**PROBLEM STATEMENT**
Would you write out the listing verbatim and skip every picture in it?

◇ ◇ ◇ ◇

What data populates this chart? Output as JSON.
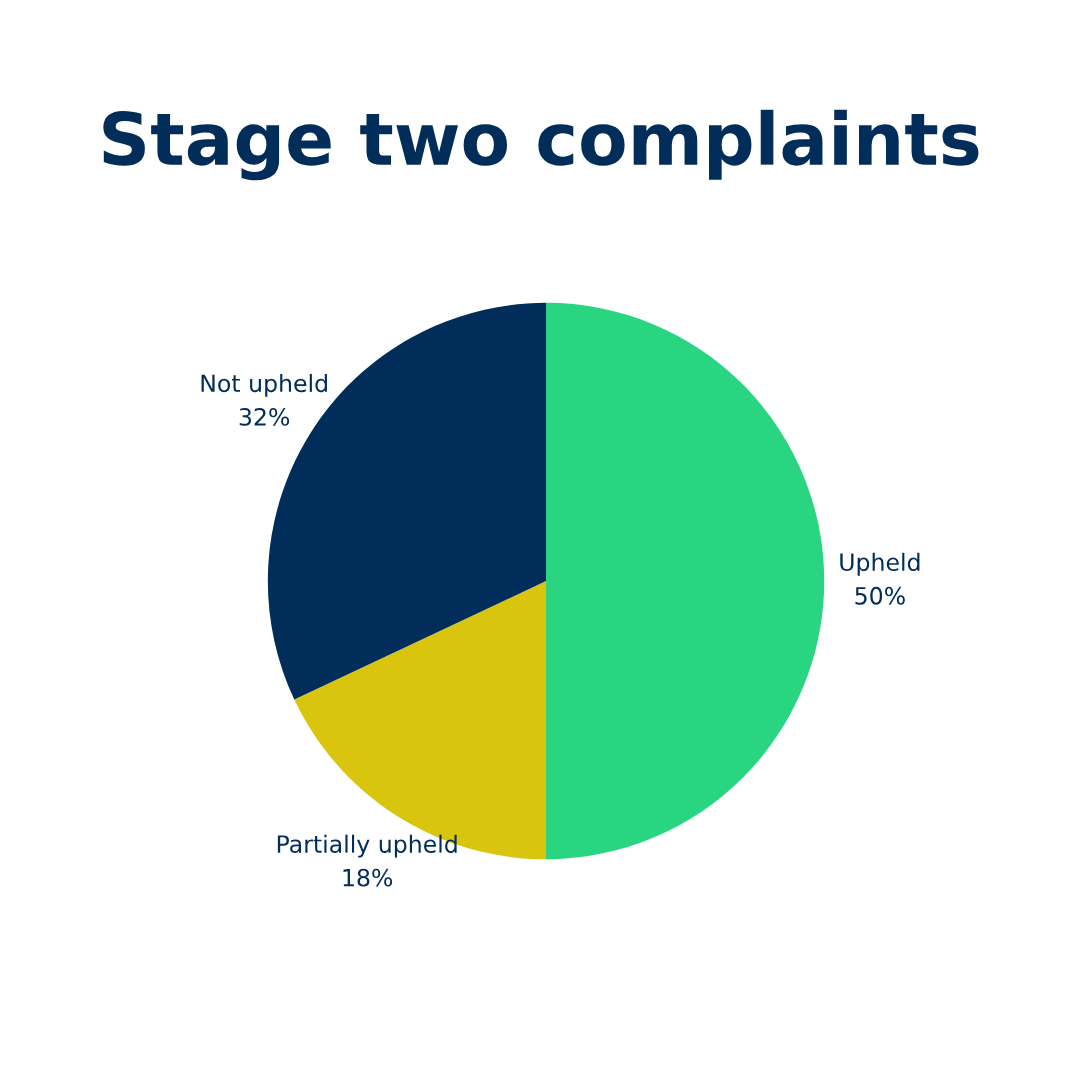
{
  "chart_data": {
    "type": "pie",
    "title": "Stage two complaints",
    "categories": [
      "Upheld",
      "Partially upheld",
      "Not upheld"
    ],
    "values": [
      50,
      18,
      32
    ],
    "value_labels": [
      "50%",
      "18%",
      "32%"
    ],
    "colors": [
      "#2ad582",
      "#d9c40e",
      "#002d59"
    ],
    "legend": false
  }
}
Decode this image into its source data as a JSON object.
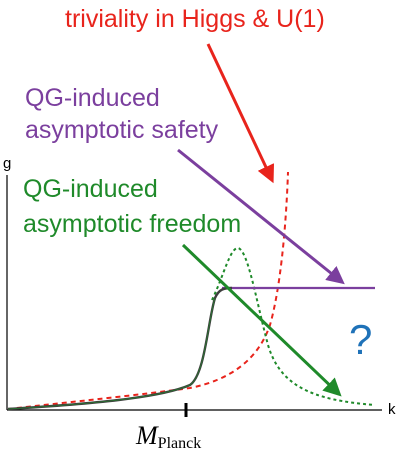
{
  "axes": {
    "y_label": "g",
    "x_label": "k",
    "x_tick_main": "M",
    "x_tick_sub": "Planck"
  },
  "annotations": {
    "triviality": "triviality in Higgs & U(1)",
    "safety_line1": "QG-induced",
    "safety_line2": "asymptotic safety",
    "freedom_line1": "QG-induced",
    "freedom_line2": "asymptotic freedom",
    "unknown": "?"
  },
  "colors": {
    "triviality": "#e8241c",
    "safety": "#7b3f9e",
    "freedom": "#1f8a2a",
    "common": "#3f3f3f",
    "unknown": "#1f72b8",
    "axis": "#000000"
  }
}
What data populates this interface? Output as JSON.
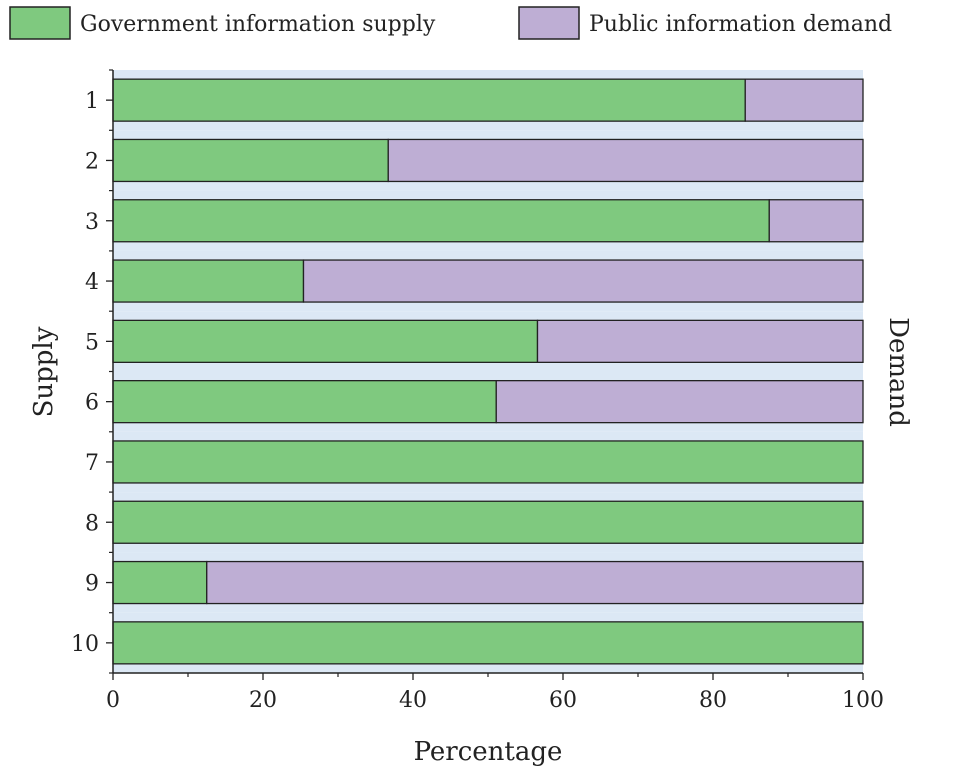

◇ ◇ ◇ ◇

**EXERCISE ANSWER**
What data populates this chart? Output as JSON.
{
  "chart_data": {
    "type": "pie",
    "title": "Stage two complaints",
    "categories": [
      "Upheld",
      "Partially upheld",
      "Not upheld"
    ],
    "values": [
      50,
      18,
      32
    ],
    "value_labels": [
      "50%",
      "18%",
      "32%"
    ],
    "colors": [
      "#2ad582",
      "#d9c40e",
      "#002d59"
    ],
    "legend": false
  }
}
Decode this image into its source data as a JSON object.
{
  "axes": {
    "y_label": "g",
    "x_label": "k",
    "x_tick_main": "M",
    "x_tick_sub": "Planck"
  },
  "annotations": {
    "triviality": "triviality in Higgs & U(1)",
    "safety_line1": "QG-induced",
    "safety_line2": "asymptotic safety",
    "freedom_line1": "QG-induced",
    "freedom_line2": "asymptotic freedom",
    "unknown": "?"
  },
  "colors": {
    "triviality": "#e8241c",
    "safety": "#7b3f9e",
    "freedom": "#1f8a2a",
    "common": "#3f3f3f",
    "unknown": "#1f72b8",
    "axis": "#000000"
  }
}
What data populates this interface? Output as JSON.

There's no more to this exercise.